### TASK GOAL
Copy out each line of the material below that holds the string "text".

* Begin RECORD EXTRACTS *

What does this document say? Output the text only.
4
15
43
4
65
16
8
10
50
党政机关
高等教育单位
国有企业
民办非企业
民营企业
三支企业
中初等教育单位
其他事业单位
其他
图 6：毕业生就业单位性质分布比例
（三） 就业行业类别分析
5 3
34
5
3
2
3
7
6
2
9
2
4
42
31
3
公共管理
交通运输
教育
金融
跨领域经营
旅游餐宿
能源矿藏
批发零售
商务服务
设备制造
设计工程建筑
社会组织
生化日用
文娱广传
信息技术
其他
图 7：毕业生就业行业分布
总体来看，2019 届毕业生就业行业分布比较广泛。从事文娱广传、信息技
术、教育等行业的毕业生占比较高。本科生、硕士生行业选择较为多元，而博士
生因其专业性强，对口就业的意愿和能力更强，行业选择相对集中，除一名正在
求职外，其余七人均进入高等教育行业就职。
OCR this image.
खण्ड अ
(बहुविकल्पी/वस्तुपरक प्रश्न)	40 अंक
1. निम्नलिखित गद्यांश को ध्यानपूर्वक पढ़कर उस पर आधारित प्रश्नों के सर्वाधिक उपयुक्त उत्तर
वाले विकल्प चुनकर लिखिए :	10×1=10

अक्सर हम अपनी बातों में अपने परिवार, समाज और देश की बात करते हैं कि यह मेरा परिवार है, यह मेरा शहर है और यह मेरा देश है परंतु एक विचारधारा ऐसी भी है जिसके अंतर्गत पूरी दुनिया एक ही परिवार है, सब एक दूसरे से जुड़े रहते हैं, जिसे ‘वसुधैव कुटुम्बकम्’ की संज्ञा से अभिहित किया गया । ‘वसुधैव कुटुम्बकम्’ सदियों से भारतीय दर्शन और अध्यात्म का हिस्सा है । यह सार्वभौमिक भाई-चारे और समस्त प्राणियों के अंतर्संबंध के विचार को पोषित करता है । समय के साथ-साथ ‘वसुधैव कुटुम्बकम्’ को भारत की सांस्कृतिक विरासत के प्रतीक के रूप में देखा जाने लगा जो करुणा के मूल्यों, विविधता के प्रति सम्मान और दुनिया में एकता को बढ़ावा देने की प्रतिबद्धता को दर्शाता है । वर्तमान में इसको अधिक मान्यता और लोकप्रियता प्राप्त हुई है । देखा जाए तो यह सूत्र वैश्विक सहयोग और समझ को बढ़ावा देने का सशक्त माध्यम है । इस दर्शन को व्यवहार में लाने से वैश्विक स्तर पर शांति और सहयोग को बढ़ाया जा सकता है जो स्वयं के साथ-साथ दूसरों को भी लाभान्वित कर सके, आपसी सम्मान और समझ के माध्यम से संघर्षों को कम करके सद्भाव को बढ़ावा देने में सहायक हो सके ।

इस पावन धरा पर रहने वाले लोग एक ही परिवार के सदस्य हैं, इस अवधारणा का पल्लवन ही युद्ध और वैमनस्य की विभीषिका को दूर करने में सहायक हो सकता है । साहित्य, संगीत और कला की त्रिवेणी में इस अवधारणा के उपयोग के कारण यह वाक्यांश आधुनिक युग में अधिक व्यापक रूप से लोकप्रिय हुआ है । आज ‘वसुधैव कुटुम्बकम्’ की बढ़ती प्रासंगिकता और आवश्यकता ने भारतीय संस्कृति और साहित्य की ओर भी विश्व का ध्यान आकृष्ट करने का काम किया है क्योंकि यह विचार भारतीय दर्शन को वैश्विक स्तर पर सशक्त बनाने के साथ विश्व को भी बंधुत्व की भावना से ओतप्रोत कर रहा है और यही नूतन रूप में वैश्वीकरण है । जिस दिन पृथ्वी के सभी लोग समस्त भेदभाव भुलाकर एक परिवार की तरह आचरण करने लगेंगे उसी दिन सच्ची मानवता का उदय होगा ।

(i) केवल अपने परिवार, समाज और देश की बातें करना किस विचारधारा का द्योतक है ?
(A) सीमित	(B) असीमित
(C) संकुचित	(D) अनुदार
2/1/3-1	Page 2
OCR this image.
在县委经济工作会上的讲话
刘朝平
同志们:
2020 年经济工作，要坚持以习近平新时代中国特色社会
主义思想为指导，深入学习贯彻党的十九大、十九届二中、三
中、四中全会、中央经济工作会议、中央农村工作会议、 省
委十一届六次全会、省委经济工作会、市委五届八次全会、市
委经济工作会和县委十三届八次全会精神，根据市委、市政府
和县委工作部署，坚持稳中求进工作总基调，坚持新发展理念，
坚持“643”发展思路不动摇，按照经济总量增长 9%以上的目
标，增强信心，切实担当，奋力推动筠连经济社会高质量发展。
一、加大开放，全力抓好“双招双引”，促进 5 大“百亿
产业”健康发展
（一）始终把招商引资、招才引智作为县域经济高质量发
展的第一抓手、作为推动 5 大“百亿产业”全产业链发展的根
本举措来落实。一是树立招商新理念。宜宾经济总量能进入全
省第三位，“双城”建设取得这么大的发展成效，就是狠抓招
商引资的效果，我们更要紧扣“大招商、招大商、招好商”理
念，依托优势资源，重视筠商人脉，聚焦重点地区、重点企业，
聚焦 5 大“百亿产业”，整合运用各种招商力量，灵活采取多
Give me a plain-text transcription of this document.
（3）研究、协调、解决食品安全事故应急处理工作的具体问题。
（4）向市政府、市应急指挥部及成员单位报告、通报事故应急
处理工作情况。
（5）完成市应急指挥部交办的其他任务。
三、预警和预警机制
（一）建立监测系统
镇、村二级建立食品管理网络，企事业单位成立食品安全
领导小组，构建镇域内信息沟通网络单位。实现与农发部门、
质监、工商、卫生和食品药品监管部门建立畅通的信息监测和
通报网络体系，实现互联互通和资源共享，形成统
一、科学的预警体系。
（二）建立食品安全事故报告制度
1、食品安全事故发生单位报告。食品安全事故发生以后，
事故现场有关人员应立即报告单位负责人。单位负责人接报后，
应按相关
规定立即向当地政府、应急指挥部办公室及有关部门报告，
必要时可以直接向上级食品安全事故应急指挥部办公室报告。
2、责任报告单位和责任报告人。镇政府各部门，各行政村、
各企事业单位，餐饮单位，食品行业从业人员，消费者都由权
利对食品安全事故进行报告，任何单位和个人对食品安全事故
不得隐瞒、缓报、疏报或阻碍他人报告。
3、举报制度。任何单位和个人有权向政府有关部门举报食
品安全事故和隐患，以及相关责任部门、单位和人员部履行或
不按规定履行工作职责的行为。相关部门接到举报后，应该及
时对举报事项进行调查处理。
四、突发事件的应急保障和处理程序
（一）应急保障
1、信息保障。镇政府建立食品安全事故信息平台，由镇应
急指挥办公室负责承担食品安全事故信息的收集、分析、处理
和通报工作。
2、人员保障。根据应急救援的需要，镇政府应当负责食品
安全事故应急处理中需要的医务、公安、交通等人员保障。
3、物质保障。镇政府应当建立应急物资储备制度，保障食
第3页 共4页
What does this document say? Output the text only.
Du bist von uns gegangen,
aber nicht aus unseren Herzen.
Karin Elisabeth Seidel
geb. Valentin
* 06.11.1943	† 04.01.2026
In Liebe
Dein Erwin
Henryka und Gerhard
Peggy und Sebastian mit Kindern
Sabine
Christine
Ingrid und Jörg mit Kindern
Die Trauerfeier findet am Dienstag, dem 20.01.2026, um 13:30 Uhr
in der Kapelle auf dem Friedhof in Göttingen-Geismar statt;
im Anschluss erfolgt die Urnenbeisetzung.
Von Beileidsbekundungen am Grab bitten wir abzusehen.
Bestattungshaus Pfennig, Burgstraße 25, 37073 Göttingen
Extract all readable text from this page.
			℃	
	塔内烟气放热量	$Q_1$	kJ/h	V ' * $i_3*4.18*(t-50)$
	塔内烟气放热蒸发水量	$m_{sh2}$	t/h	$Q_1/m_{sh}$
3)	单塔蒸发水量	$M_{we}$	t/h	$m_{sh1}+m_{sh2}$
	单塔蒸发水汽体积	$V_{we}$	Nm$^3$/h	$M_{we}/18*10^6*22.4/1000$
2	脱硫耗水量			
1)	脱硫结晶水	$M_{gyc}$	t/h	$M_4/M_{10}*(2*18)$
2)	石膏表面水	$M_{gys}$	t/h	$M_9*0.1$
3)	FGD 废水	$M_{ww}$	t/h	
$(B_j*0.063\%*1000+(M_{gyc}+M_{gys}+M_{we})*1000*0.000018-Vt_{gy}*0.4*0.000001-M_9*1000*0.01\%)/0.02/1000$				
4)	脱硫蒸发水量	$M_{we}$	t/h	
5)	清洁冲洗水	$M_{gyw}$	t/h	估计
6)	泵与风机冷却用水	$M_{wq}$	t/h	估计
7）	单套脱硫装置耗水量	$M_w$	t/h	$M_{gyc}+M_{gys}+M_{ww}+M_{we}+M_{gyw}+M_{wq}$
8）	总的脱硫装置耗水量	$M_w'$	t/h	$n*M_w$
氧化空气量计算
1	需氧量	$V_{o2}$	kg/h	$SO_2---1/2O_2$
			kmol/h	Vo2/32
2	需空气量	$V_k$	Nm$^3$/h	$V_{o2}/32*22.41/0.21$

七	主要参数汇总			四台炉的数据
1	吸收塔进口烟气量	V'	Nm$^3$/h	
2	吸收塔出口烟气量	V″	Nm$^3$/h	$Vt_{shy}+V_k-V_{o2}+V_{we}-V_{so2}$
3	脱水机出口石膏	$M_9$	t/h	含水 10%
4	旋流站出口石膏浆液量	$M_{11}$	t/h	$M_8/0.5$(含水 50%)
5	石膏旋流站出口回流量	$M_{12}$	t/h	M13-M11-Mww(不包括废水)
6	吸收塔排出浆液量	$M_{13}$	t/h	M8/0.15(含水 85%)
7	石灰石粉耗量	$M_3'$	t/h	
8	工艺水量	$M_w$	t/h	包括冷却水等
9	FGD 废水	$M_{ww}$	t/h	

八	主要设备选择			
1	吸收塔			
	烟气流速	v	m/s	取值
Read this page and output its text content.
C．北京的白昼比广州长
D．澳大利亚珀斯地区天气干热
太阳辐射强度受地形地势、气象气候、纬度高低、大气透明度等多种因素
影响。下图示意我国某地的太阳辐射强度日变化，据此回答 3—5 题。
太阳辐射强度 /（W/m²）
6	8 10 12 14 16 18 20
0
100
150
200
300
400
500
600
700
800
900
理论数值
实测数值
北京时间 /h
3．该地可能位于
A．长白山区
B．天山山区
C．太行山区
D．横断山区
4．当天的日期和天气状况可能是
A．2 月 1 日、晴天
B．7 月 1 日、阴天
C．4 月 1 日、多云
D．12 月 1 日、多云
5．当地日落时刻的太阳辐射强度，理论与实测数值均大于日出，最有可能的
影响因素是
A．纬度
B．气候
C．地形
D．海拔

* End RECORD EXTRACTS *

### SOLVED EXERCISE
What does this document say? Output the text only.
Give me a plain-text transcription of this document.
What does this document say? Output the text only.
Extract all readable text from this page.
Read this page and output its text content.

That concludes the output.